* _WHAT YOU WILL DO_: Give again only what runs from the line with "OCR this image." to the final line of the entries below, exactly as written and without pictures.

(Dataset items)
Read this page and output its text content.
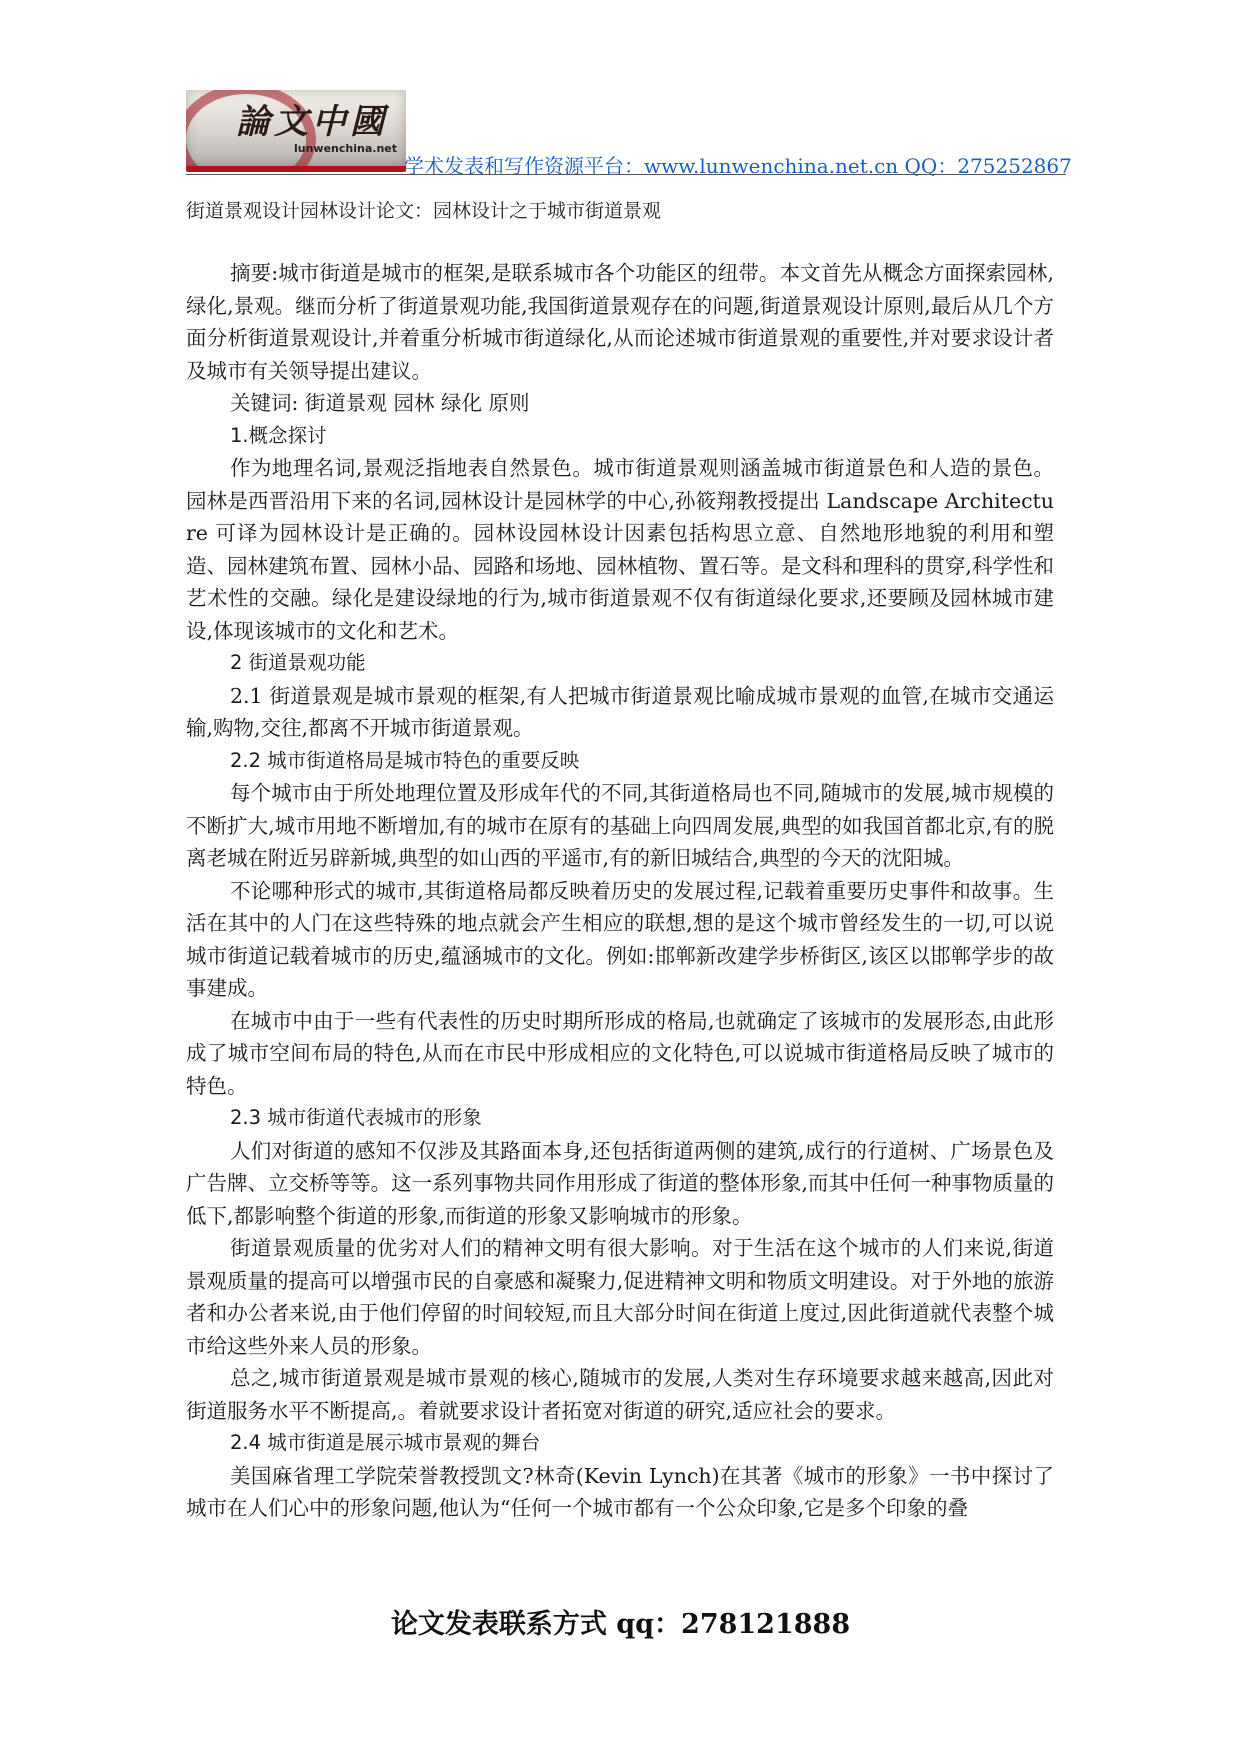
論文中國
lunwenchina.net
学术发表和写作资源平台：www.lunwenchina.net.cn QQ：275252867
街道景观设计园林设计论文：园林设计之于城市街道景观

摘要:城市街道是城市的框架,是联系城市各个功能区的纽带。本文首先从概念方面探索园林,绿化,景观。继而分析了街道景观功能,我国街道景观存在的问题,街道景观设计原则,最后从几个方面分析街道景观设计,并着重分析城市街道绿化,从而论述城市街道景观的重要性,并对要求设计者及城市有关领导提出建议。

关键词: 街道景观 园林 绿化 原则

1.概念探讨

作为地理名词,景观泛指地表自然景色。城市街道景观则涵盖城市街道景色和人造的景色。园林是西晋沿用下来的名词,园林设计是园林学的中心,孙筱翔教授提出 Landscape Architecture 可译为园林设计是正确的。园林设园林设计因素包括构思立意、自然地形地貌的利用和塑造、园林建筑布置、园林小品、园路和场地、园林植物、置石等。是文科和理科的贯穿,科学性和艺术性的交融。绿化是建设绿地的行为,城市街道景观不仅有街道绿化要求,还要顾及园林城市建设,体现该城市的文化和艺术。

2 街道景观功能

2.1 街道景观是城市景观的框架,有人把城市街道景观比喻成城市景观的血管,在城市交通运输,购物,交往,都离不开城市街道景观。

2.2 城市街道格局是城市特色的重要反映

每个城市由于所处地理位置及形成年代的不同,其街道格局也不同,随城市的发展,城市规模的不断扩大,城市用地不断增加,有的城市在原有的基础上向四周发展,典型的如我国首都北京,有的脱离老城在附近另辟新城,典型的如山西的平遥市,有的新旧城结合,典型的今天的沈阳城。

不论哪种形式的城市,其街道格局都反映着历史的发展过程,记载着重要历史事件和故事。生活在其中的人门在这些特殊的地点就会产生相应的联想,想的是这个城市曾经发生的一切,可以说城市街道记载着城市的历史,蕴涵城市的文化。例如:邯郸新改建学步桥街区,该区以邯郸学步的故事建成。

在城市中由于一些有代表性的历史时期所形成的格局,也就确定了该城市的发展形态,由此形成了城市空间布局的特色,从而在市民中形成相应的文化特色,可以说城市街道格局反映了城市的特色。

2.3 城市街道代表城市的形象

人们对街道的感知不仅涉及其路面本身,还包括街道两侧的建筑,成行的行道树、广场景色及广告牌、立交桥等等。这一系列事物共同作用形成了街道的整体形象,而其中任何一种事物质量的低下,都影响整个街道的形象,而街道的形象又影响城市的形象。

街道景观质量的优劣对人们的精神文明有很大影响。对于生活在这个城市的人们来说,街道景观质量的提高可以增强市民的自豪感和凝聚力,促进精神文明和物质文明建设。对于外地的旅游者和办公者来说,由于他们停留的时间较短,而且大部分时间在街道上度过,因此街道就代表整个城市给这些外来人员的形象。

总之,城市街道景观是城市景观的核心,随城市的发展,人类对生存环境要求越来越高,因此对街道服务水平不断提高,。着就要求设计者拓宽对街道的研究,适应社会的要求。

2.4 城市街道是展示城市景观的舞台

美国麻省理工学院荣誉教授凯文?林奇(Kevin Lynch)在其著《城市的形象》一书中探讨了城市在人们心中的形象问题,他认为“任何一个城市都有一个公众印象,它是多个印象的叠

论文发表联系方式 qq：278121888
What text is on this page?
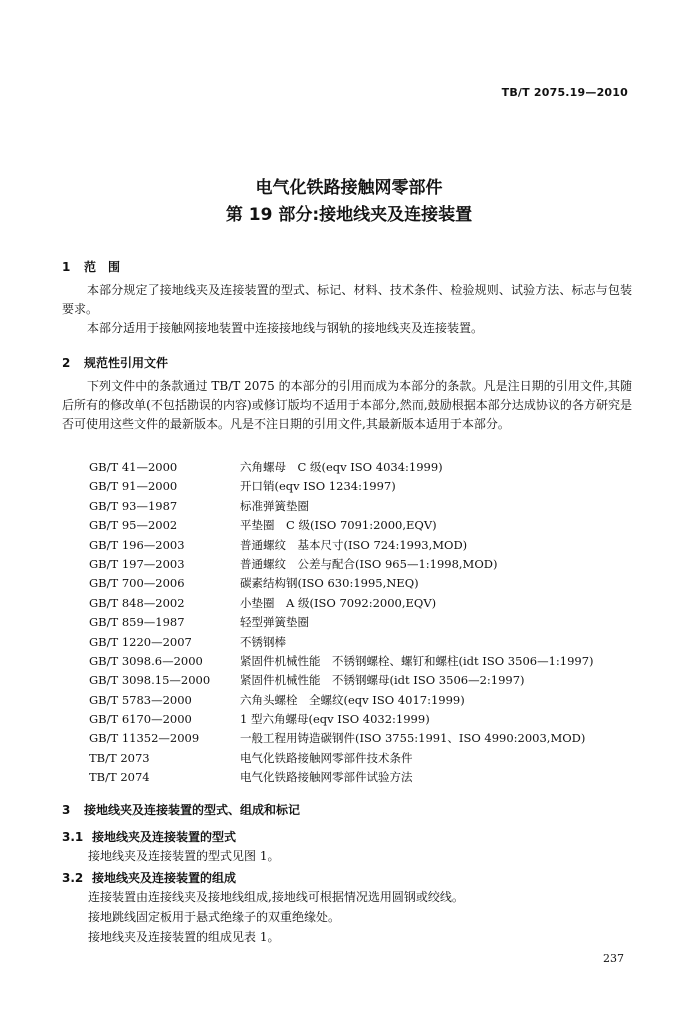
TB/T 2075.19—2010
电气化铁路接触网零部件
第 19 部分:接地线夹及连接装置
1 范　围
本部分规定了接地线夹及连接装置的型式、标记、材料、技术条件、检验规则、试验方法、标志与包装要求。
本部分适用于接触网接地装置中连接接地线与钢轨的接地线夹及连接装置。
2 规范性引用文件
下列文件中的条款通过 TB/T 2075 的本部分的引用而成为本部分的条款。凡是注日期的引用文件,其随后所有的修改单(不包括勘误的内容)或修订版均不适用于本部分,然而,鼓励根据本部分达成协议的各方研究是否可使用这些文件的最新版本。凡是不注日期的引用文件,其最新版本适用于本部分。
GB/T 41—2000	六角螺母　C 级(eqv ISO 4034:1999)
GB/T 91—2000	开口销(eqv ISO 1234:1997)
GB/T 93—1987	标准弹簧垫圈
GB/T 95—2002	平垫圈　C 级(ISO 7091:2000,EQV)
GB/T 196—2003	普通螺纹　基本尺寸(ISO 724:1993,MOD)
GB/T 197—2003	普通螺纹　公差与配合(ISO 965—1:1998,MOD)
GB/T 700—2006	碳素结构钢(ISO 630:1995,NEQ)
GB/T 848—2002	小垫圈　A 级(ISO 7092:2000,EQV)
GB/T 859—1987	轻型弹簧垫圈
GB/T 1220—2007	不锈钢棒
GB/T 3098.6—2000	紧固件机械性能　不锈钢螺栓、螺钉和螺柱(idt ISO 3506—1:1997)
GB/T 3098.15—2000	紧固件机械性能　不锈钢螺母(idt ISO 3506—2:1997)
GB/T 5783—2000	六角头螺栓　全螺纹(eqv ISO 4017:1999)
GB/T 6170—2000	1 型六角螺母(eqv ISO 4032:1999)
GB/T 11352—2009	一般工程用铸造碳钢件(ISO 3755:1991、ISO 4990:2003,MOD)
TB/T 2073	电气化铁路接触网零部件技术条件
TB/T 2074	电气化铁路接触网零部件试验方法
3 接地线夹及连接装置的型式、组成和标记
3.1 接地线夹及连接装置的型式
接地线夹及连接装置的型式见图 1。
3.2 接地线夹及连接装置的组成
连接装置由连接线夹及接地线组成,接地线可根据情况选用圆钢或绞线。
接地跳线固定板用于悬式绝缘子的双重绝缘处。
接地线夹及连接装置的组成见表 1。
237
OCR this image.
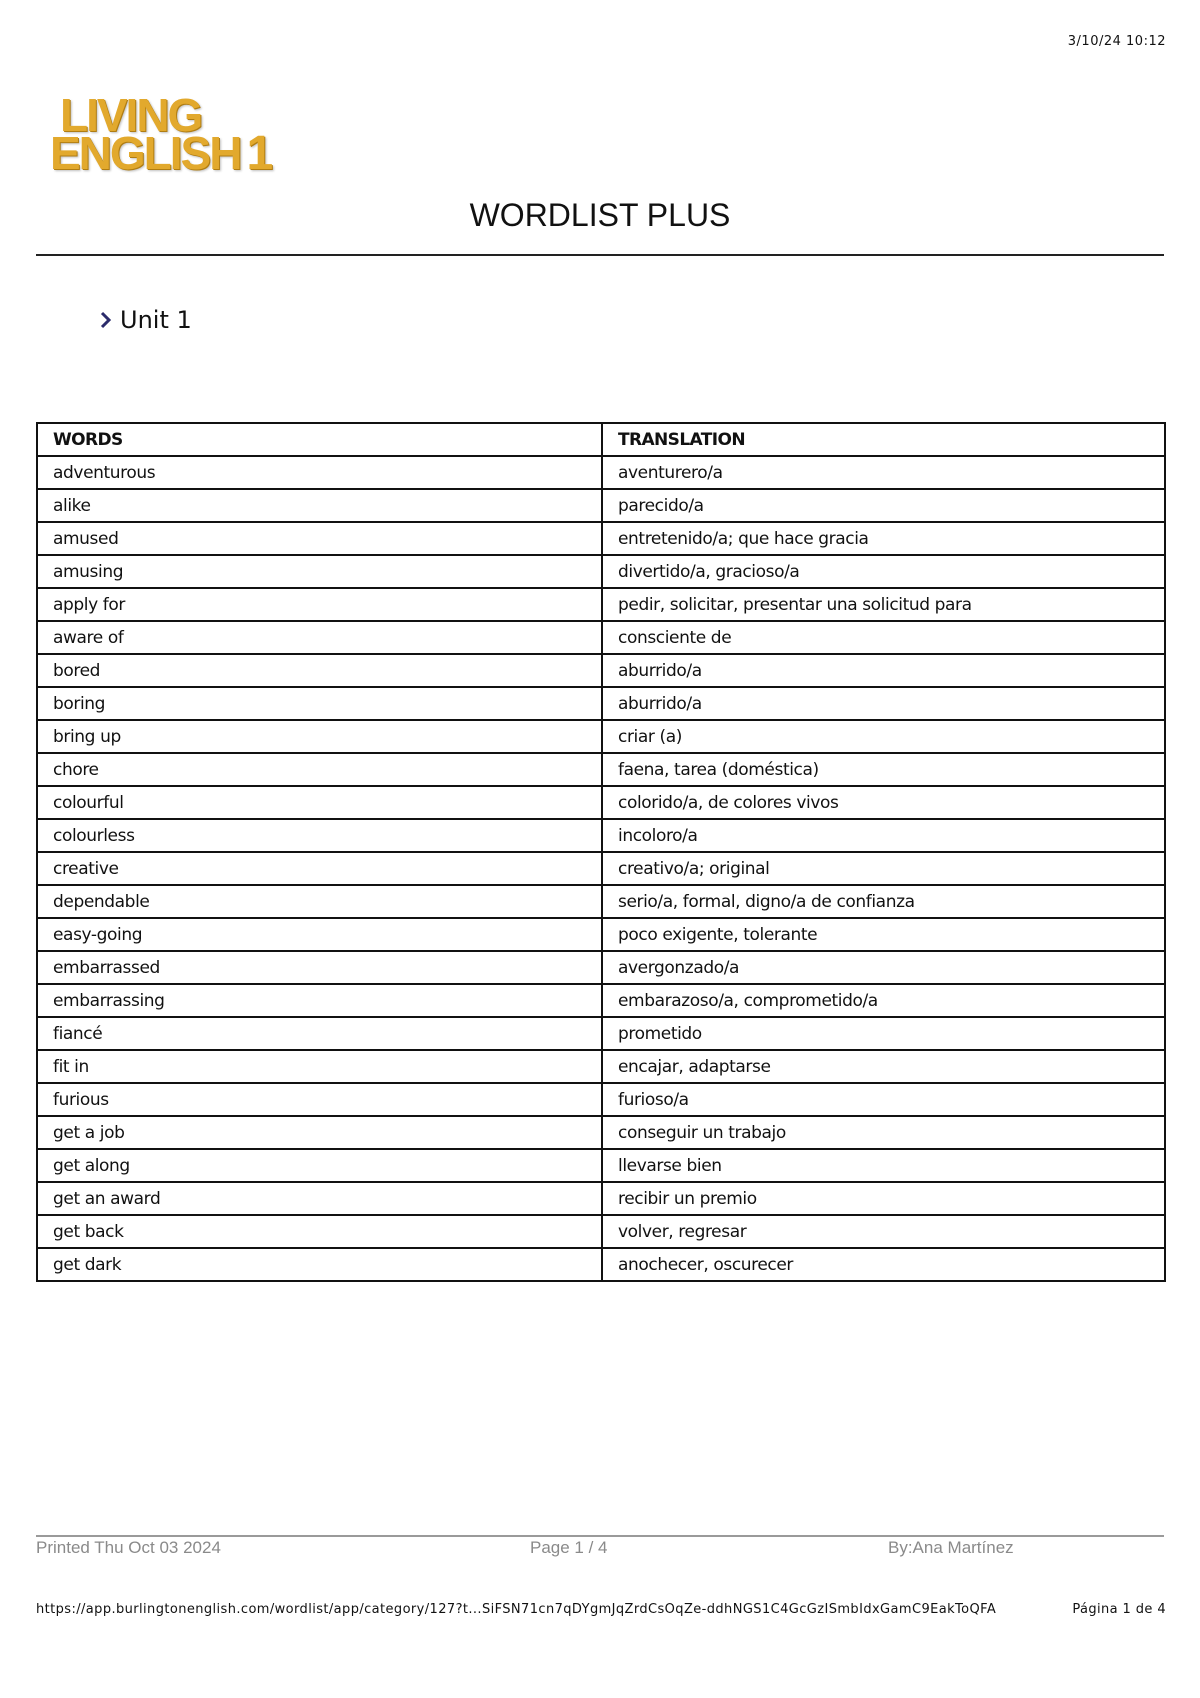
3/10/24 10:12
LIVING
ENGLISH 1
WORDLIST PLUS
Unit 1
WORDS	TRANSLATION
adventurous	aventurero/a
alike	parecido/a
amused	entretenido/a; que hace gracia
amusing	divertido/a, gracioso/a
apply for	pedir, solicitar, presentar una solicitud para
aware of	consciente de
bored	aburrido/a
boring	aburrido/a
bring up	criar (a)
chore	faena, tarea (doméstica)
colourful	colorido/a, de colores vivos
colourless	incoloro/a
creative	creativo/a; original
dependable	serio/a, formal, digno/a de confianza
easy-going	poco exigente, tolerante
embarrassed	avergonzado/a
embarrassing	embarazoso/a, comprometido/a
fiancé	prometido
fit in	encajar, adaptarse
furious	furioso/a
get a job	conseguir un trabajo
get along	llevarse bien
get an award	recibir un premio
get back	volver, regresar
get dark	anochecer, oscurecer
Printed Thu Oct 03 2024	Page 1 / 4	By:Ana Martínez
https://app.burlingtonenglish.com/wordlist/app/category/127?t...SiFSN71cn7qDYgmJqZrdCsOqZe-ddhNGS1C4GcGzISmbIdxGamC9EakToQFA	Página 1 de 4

* _EXPECTED ANSWER_:
OCR this image.
3/10/24 10:12
LIVING
ENGLISH 1
WORDLIST PLUS
Unit 1
WORDS	TRANSLATION
adventurous	aventurero/a
alike	parecido/a
amused	entretenido/a; que hace gracia
amusing	divertido/a, gracioso/a
apply for	pedir, solicitar, presentar una solicitud para
aware of	consciente de
bored	aburrido/a
boring	aburrido/a
bring up	criar (a)
chore	faena, tarea (doméstica)
colourful	colorido/a, de colores vivos
colourless	incoloro/a
creative	creativo/a; original
dependable	serio/a, formal, digno/a de confianza
easy-going	poco exigente, tolerante
embarrassed	avergonzado/a
embarrassing	embarazoso/a, comprometido/a
fiancé	prometido
fit in	encajar, adaptarse
furious	furioso/a
get a job	conseguir un trabajo
get along	llevarse bien
get an award	recibir un premio
get back	volver, regresar
get dark	anochecer, oscurecer
Printed Thu Oct 03 2024	Page 1 / 4	By:Ana Martínez
https://app.burlingtonenglish.com/wordlist/app/category/127?t...SiFSN71cn7qDYgmJqZrdCsOqZe-ddhNGS1C4GcGzISmbIdxGamC9EakToQFA	Página 1 de 4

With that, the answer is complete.